=== GIVEN RECORDS ===

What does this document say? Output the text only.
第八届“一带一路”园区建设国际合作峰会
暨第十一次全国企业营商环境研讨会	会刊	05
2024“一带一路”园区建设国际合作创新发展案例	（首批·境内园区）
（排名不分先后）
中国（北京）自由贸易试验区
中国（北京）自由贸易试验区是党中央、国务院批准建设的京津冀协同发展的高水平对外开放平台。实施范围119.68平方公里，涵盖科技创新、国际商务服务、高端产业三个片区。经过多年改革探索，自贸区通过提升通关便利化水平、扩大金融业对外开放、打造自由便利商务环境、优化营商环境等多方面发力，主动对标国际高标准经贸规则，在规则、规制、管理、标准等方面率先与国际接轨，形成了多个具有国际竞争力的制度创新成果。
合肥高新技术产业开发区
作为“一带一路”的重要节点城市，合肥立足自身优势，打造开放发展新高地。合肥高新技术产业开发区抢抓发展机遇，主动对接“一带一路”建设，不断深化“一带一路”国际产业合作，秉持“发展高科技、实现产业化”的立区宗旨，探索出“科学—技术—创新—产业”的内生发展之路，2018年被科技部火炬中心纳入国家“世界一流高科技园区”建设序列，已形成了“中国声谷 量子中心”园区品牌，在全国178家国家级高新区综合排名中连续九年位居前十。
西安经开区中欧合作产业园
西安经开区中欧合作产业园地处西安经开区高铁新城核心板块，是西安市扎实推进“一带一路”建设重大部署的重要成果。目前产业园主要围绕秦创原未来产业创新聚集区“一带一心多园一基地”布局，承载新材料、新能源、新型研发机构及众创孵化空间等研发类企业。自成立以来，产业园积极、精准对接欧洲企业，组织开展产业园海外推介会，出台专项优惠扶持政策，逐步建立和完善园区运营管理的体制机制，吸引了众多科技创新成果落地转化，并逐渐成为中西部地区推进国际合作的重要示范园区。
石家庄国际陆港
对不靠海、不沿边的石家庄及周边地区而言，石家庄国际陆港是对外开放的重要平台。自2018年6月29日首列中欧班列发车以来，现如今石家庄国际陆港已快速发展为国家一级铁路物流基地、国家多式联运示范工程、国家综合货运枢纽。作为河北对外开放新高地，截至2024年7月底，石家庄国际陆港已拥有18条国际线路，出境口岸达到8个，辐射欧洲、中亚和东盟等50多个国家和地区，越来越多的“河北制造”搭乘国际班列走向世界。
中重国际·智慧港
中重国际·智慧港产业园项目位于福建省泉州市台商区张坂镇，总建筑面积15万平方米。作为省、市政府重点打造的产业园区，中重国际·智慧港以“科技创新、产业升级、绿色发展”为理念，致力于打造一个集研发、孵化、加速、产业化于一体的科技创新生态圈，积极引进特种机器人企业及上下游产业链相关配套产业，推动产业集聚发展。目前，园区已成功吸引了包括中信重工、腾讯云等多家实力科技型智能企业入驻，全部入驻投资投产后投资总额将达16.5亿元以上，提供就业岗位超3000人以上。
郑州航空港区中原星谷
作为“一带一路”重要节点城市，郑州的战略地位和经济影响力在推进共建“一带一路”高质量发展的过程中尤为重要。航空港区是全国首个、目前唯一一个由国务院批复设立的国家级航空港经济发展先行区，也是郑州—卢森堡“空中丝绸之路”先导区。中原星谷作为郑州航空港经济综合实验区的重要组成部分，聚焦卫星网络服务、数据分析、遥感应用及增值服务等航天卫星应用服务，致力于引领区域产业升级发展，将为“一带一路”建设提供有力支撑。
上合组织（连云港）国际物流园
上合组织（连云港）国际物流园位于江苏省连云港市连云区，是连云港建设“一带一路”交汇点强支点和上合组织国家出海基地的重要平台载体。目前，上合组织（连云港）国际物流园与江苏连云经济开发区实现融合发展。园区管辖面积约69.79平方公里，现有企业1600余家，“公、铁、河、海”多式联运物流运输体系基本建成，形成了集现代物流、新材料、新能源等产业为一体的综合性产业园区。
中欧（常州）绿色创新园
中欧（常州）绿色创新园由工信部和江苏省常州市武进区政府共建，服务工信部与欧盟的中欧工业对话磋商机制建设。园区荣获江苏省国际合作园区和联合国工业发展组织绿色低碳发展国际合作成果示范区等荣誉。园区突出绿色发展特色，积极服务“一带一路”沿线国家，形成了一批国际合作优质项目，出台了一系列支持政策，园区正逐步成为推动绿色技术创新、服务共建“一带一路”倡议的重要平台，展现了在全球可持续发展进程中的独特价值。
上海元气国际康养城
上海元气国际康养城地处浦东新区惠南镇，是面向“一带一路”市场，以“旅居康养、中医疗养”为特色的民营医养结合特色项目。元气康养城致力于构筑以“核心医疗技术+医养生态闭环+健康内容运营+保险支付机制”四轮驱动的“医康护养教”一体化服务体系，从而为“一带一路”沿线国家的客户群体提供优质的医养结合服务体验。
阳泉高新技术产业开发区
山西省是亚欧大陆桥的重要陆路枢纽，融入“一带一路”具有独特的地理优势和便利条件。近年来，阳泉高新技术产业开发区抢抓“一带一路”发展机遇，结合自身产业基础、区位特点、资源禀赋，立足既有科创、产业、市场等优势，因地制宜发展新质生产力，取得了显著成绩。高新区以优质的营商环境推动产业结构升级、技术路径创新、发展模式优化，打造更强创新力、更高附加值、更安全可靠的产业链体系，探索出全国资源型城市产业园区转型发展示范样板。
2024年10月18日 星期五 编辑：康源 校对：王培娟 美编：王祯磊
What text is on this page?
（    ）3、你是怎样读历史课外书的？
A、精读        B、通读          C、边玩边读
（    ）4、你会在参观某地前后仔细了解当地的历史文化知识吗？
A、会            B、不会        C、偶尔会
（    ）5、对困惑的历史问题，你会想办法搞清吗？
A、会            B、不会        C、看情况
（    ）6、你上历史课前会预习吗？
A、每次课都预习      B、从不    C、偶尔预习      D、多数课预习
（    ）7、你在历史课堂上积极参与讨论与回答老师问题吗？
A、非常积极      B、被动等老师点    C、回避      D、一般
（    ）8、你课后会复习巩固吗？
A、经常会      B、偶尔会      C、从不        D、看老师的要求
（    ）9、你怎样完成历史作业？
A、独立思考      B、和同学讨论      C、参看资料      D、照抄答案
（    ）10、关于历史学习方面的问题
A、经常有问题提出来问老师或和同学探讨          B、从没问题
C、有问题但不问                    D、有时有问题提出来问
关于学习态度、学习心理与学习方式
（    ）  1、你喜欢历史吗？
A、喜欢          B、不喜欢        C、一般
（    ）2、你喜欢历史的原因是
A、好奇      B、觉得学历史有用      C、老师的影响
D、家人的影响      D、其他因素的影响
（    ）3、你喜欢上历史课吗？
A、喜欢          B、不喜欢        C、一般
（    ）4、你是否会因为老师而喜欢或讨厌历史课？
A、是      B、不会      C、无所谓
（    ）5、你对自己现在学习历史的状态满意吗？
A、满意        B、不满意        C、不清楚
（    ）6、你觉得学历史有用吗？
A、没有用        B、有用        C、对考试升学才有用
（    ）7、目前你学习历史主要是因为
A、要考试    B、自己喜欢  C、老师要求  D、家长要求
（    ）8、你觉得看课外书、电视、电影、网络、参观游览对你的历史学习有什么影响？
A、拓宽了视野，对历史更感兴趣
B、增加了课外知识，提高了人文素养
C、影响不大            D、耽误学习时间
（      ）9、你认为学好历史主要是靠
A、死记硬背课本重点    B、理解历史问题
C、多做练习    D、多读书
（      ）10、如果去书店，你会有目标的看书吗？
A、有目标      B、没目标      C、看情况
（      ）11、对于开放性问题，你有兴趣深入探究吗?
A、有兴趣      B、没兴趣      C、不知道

===

■ **GIVEN REQUEST**: Repeat each record exactly. Omit nothing.

■ **SOLUTION TO THE EXERCISE**:
What does this document say? Output the text only.
第八届“一带一路”园区建设国际合作峰会
暨第十一次全国企业营商环境研讨会	会刊	05
2024“一带一路”园区建设国际合作创新发展案例	（首批·境内园区）
（排名不分先后）
中国（北京）自由贸易试验区
中国（北京）自由贸易试验区是党中央、国务院批准建设的京津冀协同发展的高水平对外开放平台。实施范围119.68平方公里，涵盖科技创新、国际商务服务、高端产业三个片区。经过多年改革探索，自贸区通过提升通关便利化水平、扩大金融业对外开放、打造自由便利商务环境、优化营商环境等多方面发力，主动对标国际高标准经贸规则，在规则、规制、管理、标准等方面率先与国际接轨，形成了多个具有国际竞争力的制度创新成果。
合肥高新技术产业开发区
作为“一带一路”的重要节点城市，合肥立足自身优势，打造开放发展新高地。合肥高新技术产业开发区抢抓发展机遇，主动对接“一带一路”建设，不断深化“一带一路”国际产业合作，秉持“发展高科技、实现产业化”的立区宗旨，探索出“科学—技术—创新—产业”的内生发展之路，2018年被科技部火炬中心纳入国家“世界一流高科技园区”建设序列，已形成了“中国声谷 量子中心”园区品牌，在全国178家国家级高新区综合排名中连续九年位居前十。
西安经开区中欧合作产业园
西安经开区中欧合作产业园地处西安经开区高铁新城核心板块，是西安市扎实推进“一带一路”建设重大部署的重要成果。目前产业园主要围绕秦创原未来产业创新聚集区“一带一心多园一基地”布局，承载新材料、新能源、新型研发机构及众创孵化空间等研发类企业。自成立以来，产业园积极、精准对接欧洲企业，组织开展产业园海外推介会，出台专项优惠扶持政策，逐步建立和完善园区运营管理的体制机制，吸引了众多科技创新成果落地转化，并逐渐成为中西部地区推进国际合作的重要示范园区。
石家庄国际陆港
对不靠海、不沿边的石家庄及周边地区而言，石家庄国际陆港是对外开放的重要平台。自2018年6月29日首列中欧班列发车以来，现如今石家庄国际陆港已快速发展为国家一级铁路物流基地、国家多式联运示范工程、国家综合货运枢纽。作为河北对外开放新高地，截至2024年7月底，石家庄国际陆港已拥有18条国际线路，出境口岸达到8个，辐射欧洲、中亚和东盟等50多个国家和地区，越来越多的“河北制造”搭乘国际班列走向世界。
中重国际·智慧港
中重国际·智慧港产业园项目位于福建省泉州市台商区张坂镇，总建筑面积15万平方米。作为省、市政府重点打造的产业园区，中重国际·智慧港以“科技创新、产业升级、绿色发展”为理念，致力于打造一个集研发、孵化、加速、产业化于一体的科技创新生态圈，积极引进特种机器人企业及上下游产业链相关配套产业，推动产业集聚发展。目前，园区已成功吸引了包括中信重工、腾讯云等多家实力科技型智能企业入驻，全部入驻投资投产后投资总额将达16.5亿元以上，提供就业岗位超3000人以上。
郑州航空港区中原星谷
作为“一带一路”重要节点城市，郑州的战略地位和经济影响力在推进共建“一带一路”高质量发展的过程中尤为重要。航空港区是全国首个、目前唯一一个由国务院批复设立的国家级航空港经济发展先行区，也是郑州—卢森堡“空中丝绸之路”先导区。中原星谷作为郑州航空港经济综合实验区的重要组成部分，聚焦卫星网络服务、数据分析、遥感应用及增值服务等航天卫星应用服务，致力于引领区域产业升级发展，将为“一带一路”建设提供有力支撑。
上合组织（连云港）国际物流园
上合组织（连云港）国际物流园位于江苏省连云港市连云区，是连云港建设“一带一路”交汇点强支点和上合组织国家出海基地的重要平台载体。目前，上合组织（连云港）国际物流园与江苏连云经济开发区实现融合发展。园区管辖面积约69.79平方公里，现有企业1600余家，“公、铁、河、海”多式联运物流运输体系基本建成，形成了集现代物流、新材料、新能源等产业为一体的综合性产业园区。
中欧（常州）绿色创新园
中欧（常州）绿色创新园由工信部和江苏省常州市武进区政府共建，服务工信部与欧盟的中欧工业对话磋商机制建设。园区荣获江苏省国际合作园区和联合国工业发展组织绿色低碳发展国际合作成果示范区等荣誉。园区突出绿色发展特色，积极服务“一带一路”沿线国家，形成了一批国际合作优质项目，出台了一系列支持政策，园区正逐步成为推动绿色技术创新、服务共建“一带一路”倡议的重要平台，展现了在全球可持续发展进程中的独特价值。
上海元气国际康养城
上海元气国际康养城地处浦东新区惠南镇，是面向“一带一路”市场，以“旅居康养、中医疗养”为特色的民营医养结合特色项目。元气康养城致力于构筑以“核心医疗技术+医养生态闭环+健康内容运营+保险支付机制”四轮驱动的“医康护养教”一体化服务体系，从而为“一带一路”沿线国家的客户群体提供优质的医养结合服务体验。
阳泉高新技术产业开发区
山西省是亚欧大陆桥的重要陆路枢纽，融入“一带一路”具有独特的地理优势和便利条件。近年来，阳泉高新技术产业开发区抢抓“一带一路”发展机遇，结合自身产业基础、区位特点、资源禀赋，立足既有科创、产业、市场等优势，因地制宜发展新质生产力，取得了显著成绩。高新区以优质的营商环境推动产业结构升级、技术路径创新、发展模式优化，打造更强创新力、更高附加值、更安全可靠的产业链体系，探索出全国资源型城市产业园区转型发展示范样板。
2024年10月18日 星期五 编辑：康源 校对：王培娟 美编：王祯磊
What text is on this page?
（    ）3、你是怎样读历史课外书的？
A、精读        B、通读          C、边玩边读
（    ）4、你会在参观某地前后仔细了解当地的历史文化知识吗？
A、会            B、不会        C、偶尔会
（    ）5、对困惑的历史问题，你会想办法搞清吗？
A、会            B、不会        C、看情况
（    ）6、你上历史课前会预习吗？
A、每次课都预习      B、从不    C、偶尔预习      D、多数课预习
（    ）7、你在历史课堂上积极参与讨论与回答老师问题吗？
A、非常积极      B、被动等老师点    C、回避      D、一般
（    ）8、你课后会复习巩固吗？
A、经常会      B、偶尔会      C、从不        D、看老师的要求
（    ）9、你怎样完成历史作业？
A、独立思考      B、和同学讨论      C、参看资料      D、照抄答案
（    ）10、关于历史学习方面的问题
A、经常有问题提出来问老师或和同学探讨          B、从没问题
C、有问题但不问                    D、有时有问题提出来问
关于学习态度、学习心理与学习方式
（    ）  1、你喜欢历史吗？
A、喜欢          B、不喜欢        C、一般
（    ）2、你喜欢历史的原因是
A、好奇      B、觉得学历史有用      C、老师的影响
D、家人的影响      D、其他因素的影响
（    ）3、你喜欢上历史课吗？
A、喜欢          B、不喜欢        C、一般
（    ）4、你是否会因为老师而喜欢或讨厌历史课？
A、是      B、不会      C、无所谓
（    ）5、你对自己现在学习历史的状态满意吗？
A、满意        B、不满意        C、不清楚
（    ）6、你觉得学历史有用吗？
A、没有用        B、有用        C、对考试升学才有用
（    ）7、目前你学习历史主要是因为
A、要考试    B、自己喜欢  C、老师要求  D、家长要求
（    ）8、你觉得看课外书、电视、电影、网络、参观游览对你的历史学习有什么影响？
A、拓宽了视野，对历史更感兴趣
B、增加了课外知识，提高了人文素养
C、影响不大            D、耽误学习时间
（      ）9、你认为学好历史主要是靠
A、死记硬背课本重点    B、理解历史问题
C、多做练习    D、多读书
（      ）10、如果去书店，你会有目标的看书吗？
A、有目标      B、没目标      C、看情况
（      ）11、对于开放性问题，你有兴趣深入探究吗?
A、有兴趣      B、没兴趣      C、不知道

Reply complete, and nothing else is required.